■ Input for this task ■
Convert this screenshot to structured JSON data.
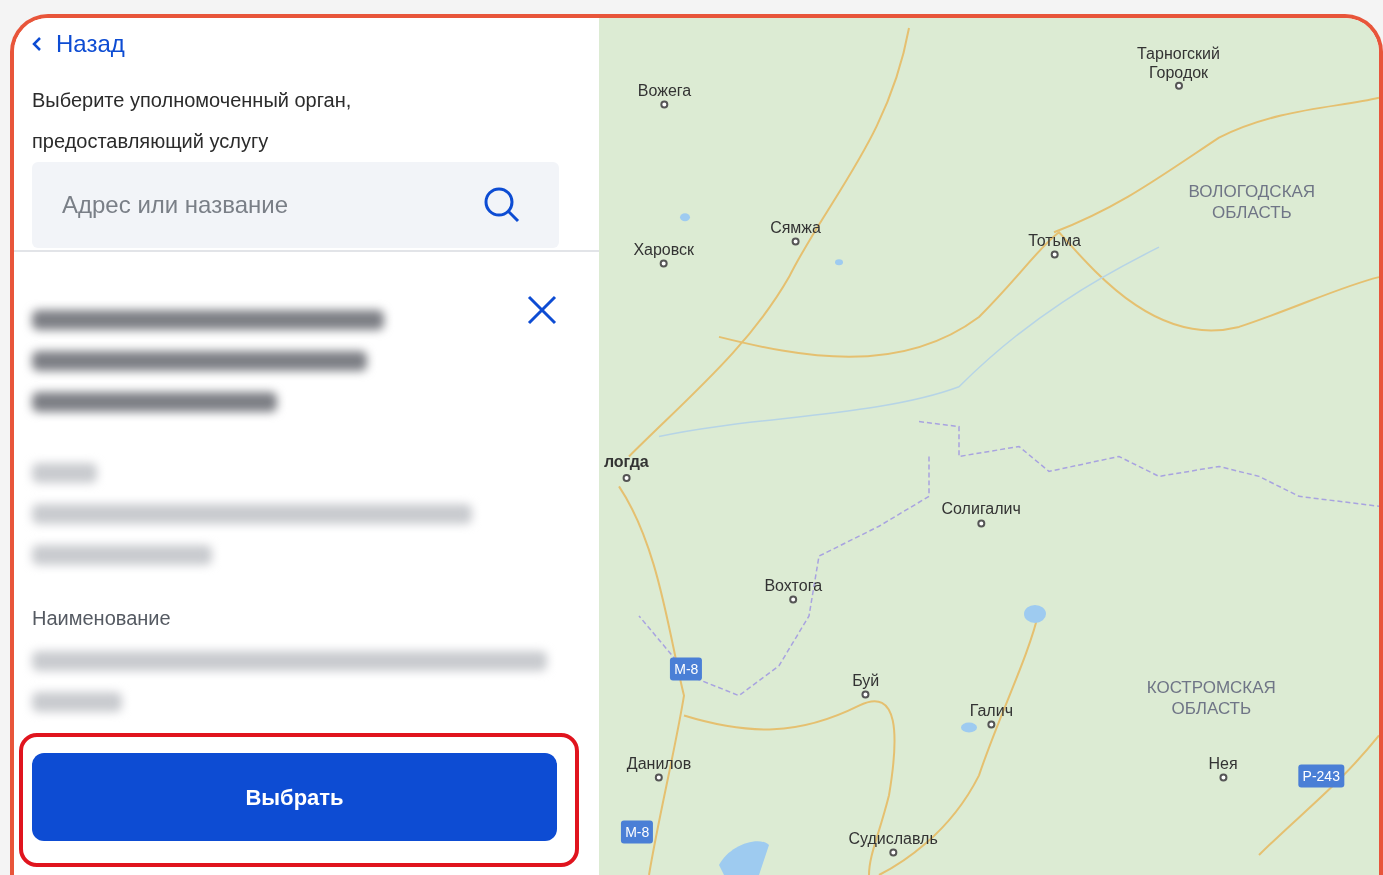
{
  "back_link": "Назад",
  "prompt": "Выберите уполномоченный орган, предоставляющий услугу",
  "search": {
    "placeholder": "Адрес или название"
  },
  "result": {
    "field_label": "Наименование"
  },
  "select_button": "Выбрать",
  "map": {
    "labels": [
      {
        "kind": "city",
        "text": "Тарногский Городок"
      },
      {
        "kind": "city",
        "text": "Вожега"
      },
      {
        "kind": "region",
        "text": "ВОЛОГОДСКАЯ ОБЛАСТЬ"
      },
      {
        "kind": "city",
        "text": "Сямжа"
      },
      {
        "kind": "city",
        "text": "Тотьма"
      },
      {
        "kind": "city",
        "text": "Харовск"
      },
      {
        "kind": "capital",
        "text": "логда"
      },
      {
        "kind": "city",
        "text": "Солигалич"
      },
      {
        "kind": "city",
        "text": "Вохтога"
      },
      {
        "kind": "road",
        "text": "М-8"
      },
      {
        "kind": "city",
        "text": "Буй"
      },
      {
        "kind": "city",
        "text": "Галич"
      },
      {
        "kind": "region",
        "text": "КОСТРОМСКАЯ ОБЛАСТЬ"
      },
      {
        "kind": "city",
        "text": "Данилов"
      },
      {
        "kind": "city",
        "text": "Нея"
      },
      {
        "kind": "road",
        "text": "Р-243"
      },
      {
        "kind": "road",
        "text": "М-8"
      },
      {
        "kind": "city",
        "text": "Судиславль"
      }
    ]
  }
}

■ Your task ■
What is the number of lines holding the word "ОБЛАСТЬ"? State it alone.

■ Exercise result ■
2